# Exercise material start

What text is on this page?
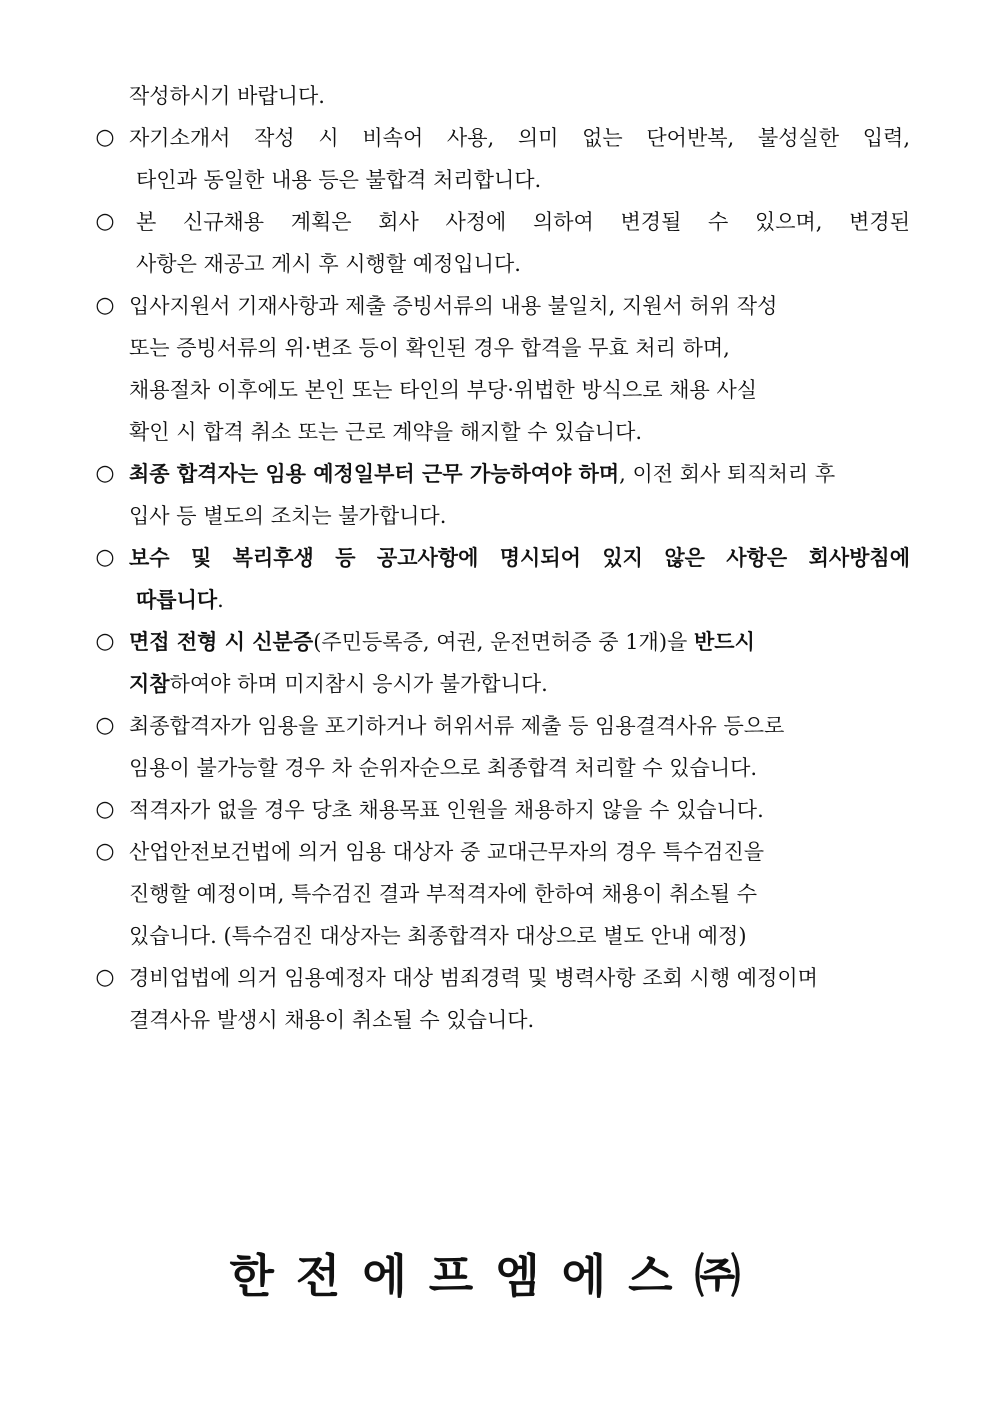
작성하시기 바랍니다.
○ 자기소개서 작성 시 비속어 사용, 의미 없는 단어반복, 불성실한 입력,
타인과 동일한 내용 등은 불합격 처리합니다.
○ 본 신규채용 계획은 회사 사정에 의하여 변경될 수 있으며, 변경된
사항은 재공고 게시 후 시행할 예정입니다.
○ 입사지원서 기재사항과 제출 증빙서류의 내용 불일치, 지원서 허위 작성
또는 증빙서류의 위·변조 등이 확인된 경우 합격을 무효 처리 하며,
채용절차 이후에도 본인 또는 타인의 부당·위법한 방식으로 채용 사실
확인 시 합격 취소 또는 근로 계약을 해지할 수 있습니다.
○ 최종 합격자는 임용 예정일부터 근무 가능하여야 하며, 이전 회사 퇴직처리 후
입사 등 별도의 조치는 불가합니다.
○ 보수 및 복리후생 등 공고사항에 명시되어 있지 않은 사항은 회사방침에
따릅니다.
○ 면접 전형 시 신분증(주민등록증, 여권, 운전면허증 중 1개)을 반드시
지참하여야 하며 미지참시 응시가 불가합니다.
○ 최종합격자가 임용을 포기하거나 허위서류 제출 등 임용결격사유 등으로
임용이 불가능할 경우 차 순위자순으로 최종합격 처리할 수 있습니다.
○ 적격자가 없을 경우 당초 채용목표 인원을 채용하지 않을 수 있습니다.
○ 산업안전보건법에 의거 임용 대상자 중 교대근무자의 경우 특수검진을
진행할 예정이며, 특수검진 결과 부적격자에 한하여 채용이 취소될 수
있습니다. (특수검진 대상자는 최종합격자 대상으로 별도 안내 예정)
○ 경비업법에 의거 임용예정자 대상 범죄경력 및 병력사항 조회 시행 예정이며
결격사유 발생시 채용이 취소될 수 있습니다.
한전에프엠에스㈜
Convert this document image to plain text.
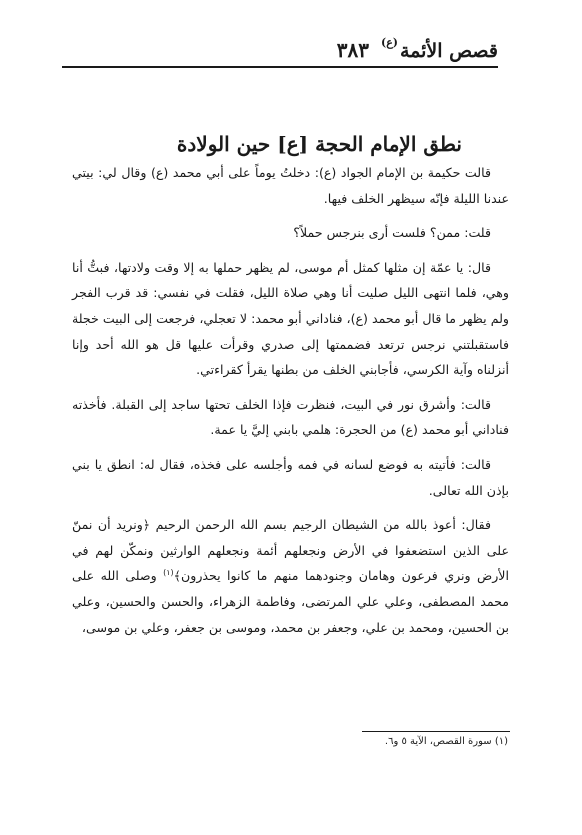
قصص الأئمة$^{(ع)}$٣٨٣
نطق الإمام الحجة [ع] حين الولادة

قالت حكيمة بن الإمام الجواد (ع): دخلتُ يوماً على أبي محمد (ع) وقال لي: بيتي عندنا الليلة فإنّه سيظهر الخلف فيها.

قلت: ممن؟ فلست أرى بنرجس حملاً؟

قال: يا عمّة إن مثلها كمثل أم موسى، لم يظهر حملها به إلا وقت ولادتها، فبتُّ أنا وهي، فلما انتهى الليل صليت أنا وهي صلاة الليل، فقلت في نفسي: قد قرب الفجر ولم يظهر ما قال أبو محمد (ع)، فناداني أبو محمد: لا تعجلي، فرجعت إلى البيت خجلة فاستقبلتني نرجس ترتعد فضممتها إلى صدري وقرأت عليها قل هو الله أحد وإنا أنزلناه وآية الكرسي، فأجابني الخلف من بطنها يقرأ كقراءتي.

قالت: وأشرق نور في البيت، فنظرت فإذا الخلف تحتها ساجد إلى القبلة. فأخذته فناداني أبو محمد (ع) من الحجرة: هلمي بابني إليَّ يا عمة.

قالت: فأتيته به فوضع لسانه في فمه وأجلسه على فخذه، فقال له: انطق يا بني بإذن الله تعالى.

فقال: أعوذ بالله من الشيطان الرجيم بسم الله الرحمن الرحيم ﴿ونريد أن نمنّ على الذين استضعفوا في الأرض ونجعلهم أئمة ونجعلهم الوارثين ونمكّن لهم في الأرض ونري فرعون وهامان وجنودهما منهم ما كانوا يحذرون﴾$^{(١)}$ وصلى الله على محمد المصطفى، وعلي علي المرتضى، وفاطمة الزهراء، والحسن والحسين، وعلي بن الحسين، ومحمد بن علي، وجعفر بن محمد، وموسى بن جعفر، وعلي بن موسى،

(١) سورة القصص، الآية ٥ و٦.
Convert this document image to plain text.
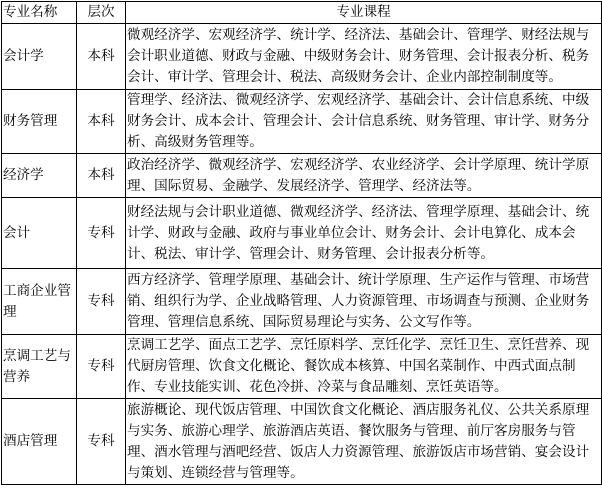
专业名称	层次	专业课程
会计学	本科	微观经济学、宏观经济学、统计学、经济法、基础会计、管理学、财经法规与会计职业道德、财政与金融、中级财务会计、财务管理、会计报表分析、税务会计、审计学、管理会计、税法、高级财务会计、企业内部控制制度等。
财务管理	本科	管理学、经济法、微观经济学、宏观经济学、基础会计、会计信息系统、中级财务会计、成本会计、管理会计、会计信息系统、财务管理、审计学、财务分析、高级财务管理等。
经济学	本科	政治经济学、微观经济学、宏观经济学、农业经济学、会计学原理、统计学原理、国际贸易、金融学、发展经济学、管理学、经济法等。
会计	专科	财经法规与会计职业道德、微观经济学、经济法、管理学原理、基础会计、统计学、财政与金融、政府与事业单位会计、财务会计、会计电算化、成本会计、税法、审计学、管理会计、财务管理、会计报表分析等。
工商企业管理	专科	西方经济学、管理学原理、基础会计、统计学原理、生产运作与管理、市场营销、组织行为学、企业战略管理、人力资源管理、市场调查与预测、企业财务管理、管理信息系统、国际贸易理论与实务、公文写作等。
烹调工艺与营养	专科	烹调工艺学、面点工艺学、烹饪原料学、烹饪化学、烹饪卫生、烹饪营养、现代厨房管理、饮食文化概论、餐饮成本核算、中国名菜制作、中西式面点制作、专业技能实训、花色冷拼、冷菜与食品雕刻、烹饪英语等。
酒店管理	专科	旅游概论、现代饭店管理、中国饮食文化概论、酒店服务礼仪、公共关系原理与实务、旅游心理学、旅游酒店英语、餐饮服务与管理、前厅客房服务与管理、酒水管理与酒吧经营、饭店人力资源管理、旅游饭店市场营销、宴会设计与策划、连锁经营与管理等。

# Exercise material end

**Do this**
Pull out each line containing the word "统计学原理" and copy it.

**Task output**
经济学	本科	政治经济学、微观经济学、宏观经济学、农业经济学、会计学原理、统计学原理、国际贸易、金融学、发展经济学、管理学、经济法等。
工商企业管理	专科	西方经济学、管理学原理、基础会计、统计学原理、生产运作与管理、市场营销、组织行为学、企业战略管理、人力资源管理、市场调查与预测、企业财务管理、管理信息系统、国际贸易理论与实务、公文写作等。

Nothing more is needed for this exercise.